■ Challenge:
Reproduce every line of each item below word for word, changing nothing.

■ Data for this exercise:
# # #

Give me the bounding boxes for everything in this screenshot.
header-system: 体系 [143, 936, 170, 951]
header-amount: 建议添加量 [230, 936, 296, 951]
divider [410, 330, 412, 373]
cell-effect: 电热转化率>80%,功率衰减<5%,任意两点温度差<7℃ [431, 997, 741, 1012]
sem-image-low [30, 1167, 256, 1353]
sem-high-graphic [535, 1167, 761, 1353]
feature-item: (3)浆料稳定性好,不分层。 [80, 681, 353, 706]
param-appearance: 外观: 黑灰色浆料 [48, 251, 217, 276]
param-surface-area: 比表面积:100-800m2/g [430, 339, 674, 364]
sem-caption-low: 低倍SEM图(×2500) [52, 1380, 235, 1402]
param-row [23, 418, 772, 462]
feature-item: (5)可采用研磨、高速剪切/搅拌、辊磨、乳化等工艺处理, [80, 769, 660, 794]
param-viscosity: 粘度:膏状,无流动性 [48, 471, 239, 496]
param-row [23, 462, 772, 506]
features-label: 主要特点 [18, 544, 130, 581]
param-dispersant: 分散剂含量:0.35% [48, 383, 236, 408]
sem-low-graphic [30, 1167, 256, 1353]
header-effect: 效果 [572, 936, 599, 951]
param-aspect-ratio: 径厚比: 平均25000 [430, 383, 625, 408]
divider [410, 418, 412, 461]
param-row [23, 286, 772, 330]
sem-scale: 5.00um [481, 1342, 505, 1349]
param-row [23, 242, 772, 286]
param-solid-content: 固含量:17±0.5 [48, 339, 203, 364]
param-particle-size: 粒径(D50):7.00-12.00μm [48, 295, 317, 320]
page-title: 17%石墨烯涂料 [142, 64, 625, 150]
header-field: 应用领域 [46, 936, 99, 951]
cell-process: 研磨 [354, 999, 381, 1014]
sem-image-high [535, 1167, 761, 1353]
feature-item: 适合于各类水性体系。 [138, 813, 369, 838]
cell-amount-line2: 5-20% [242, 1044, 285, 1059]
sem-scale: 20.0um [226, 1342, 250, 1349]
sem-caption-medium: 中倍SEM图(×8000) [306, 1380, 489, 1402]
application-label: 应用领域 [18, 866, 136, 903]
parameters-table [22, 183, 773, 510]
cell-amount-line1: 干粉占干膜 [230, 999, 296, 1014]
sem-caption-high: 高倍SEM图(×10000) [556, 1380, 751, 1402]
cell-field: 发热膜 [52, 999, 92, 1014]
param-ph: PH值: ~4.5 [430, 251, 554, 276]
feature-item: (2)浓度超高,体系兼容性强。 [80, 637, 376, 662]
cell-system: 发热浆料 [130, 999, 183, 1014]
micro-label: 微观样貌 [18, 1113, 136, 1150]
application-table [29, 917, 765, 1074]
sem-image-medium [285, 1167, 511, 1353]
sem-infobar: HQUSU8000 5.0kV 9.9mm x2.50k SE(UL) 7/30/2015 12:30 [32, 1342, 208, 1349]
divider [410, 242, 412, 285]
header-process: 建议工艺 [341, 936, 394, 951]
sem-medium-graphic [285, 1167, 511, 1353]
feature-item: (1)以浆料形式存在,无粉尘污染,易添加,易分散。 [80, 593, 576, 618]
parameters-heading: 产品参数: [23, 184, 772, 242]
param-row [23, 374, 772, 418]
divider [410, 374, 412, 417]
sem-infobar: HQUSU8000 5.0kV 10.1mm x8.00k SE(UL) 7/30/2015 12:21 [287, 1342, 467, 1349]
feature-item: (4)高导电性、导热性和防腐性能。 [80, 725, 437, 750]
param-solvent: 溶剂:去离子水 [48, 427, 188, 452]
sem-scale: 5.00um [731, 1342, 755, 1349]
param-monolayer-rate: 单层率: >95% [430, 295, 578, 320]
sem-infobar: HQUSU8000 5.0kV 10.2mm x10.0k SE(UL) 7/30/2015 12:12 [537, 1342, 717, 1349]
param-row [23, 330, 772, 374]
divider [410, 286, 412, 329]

# # #

■ Correct result:
Give me the bounding boxes for everything in this screenshot.
header-system: 体系 [143, 936, 170, 951]
header-amount: 建议添加量 [230, 936, 296, 951]
divider [410, 330, 412, 373]
cell-effect: 电热转化率>80%,功率衰减<5%,任意两点温度差<7℃ [431, 997, 741, 1012]
sem-image-low [30, 1167, 256, 1353]
sem-high-graphic [535, 1167, 761, 1353]
feature-item: (3)浆料稳定性好,不分层。 [80, 681, 353, 706]
param-appearance: 外观: 黑灰色浆料 [48, 251, 217, 276]
param-surface-area: 比表面积:100-800m2/g [430, 339, 674, 364]
sem-caption-low: 低倍SEM图(×2500) [52, 1380, 235, 1402]
param-row [23, 418, 772, 462]
feature-item: (5)可采用研磨、高速剪切/搅拌、辊磨、乳化等工艺处理, [80, 769, 660, 794]
param-viscosity: 粘度:膏状,无流动性 [48, 471, 239, 496]
param-row [23, 462, 772, 506]
features-label: 主要特点 [18, 544, 130, 581]
param-dispersant: 分散剂含量:0.35% [48, 383, 236, 408]
sem-low-graphic [30, 1167, 256, 1353]
header-effect: 效果 [572, 936, 599, 951]
param-aspect-ratio: 径厚比: 平均25000 [430, 383, 625, 408]
divider [410, 418, 412, 461]
param-row [23, 286, 772, 330]
sem-scale: 5.00um [481, 1342, 505, 1349]
param-row [23, 242, 772, 286]
param-solid-content: 固含量:17±0.5 [48, 339, 203, 364]
param-particle-size: 粒径(D50):7.00-12.00μm [48, 295, 317, 320]
page-title: 17%石墨烯涂料 [142, 64, 625, 150]
header-field: 应用领域 [46, 936, 99, 951]
cell-process: 研磨 [354, 999, 381, 1014]
sem-image-high [535, 1167, 761, 1353]
feature-item: 适合于各类水性体系。 [138, 813, 369, 838]
cell-amount-line2: 5-20% [242, 1044, 285, 1059]
sem-scale: 20.0um [226, 1342, 250, 1349]
sem-caption-medium: 中倍SEM图(×8000) [306, 1380, 489, 1402]
application-label: 应用领域 [18, 866, 136, 903]
parameters-table [22, 183, 773, 510]
cell-amount-line1: 干粉占干膜 [230, 999, 296, 1014]
sem-caption-high: 高倍SEM图(×10000) [556, 1380, 751, 1402]
cell-field: 发热膜 [52, 999, 92, 1014]
param-ph: PH值: ~4.5 [430, 251, 554, 276]
feature-item: (2)浓度超高,体系兼容性强。 [80, 637, 376, 662]
cell-system: 发热浆料 [130, 999, 183, 1014]
micro-label: 微观样貌 [18, 1113, 136, 1150]
application-table [29, 917, 765, 1074]
sem-image-medium [285, 1167, 511, 1353]
sem-infobar: HQUSU8000 5.0kV 9.9mm x2.50k SE(UL) 7/30/2015 12:30 [32, 1342, 208, 1349]
divider [410, 242, 412, 285]
header-process: 建议工艺 [341, 936, 394, 951]
sem-medium-graphic [285, 1167, 511, 1353]
feature-item: (1)以浆料形式存在,无粉尘污染,易添加,易分散。 [80, 593, 576, 618]
parameters-heading: 产品参数: [23, 184, 772, 242]
param-row [23, 374, 772, 418]
divider [410, 374, 412, 417]
sem-infobar: HQUSU8000 5.0kV 10.1mm x8.00k SE(UL) 7/30/2015 12:21 [287, 1342, 467, 1349]
feature-item: (4)高导电性、导热性和防腐性能。 [80, 725, 437, 750]
param-solvent: 溶剂:去离子水 [48, 427, 188, 452]
sem-scale: 5.00um [731, 1342, 755, 1349]
param-monolayer-rate: 单层率: >95% [430, 295, 578, 320]
sem-infobar: HQUSU8000 5.0kV 10.2mm x10.0k SE(UL) 7/30/2015 12:12 [537, 1342, 717, 1349]
param-row [23, 330, 772, 374]
divider [410, 286, 412, 329]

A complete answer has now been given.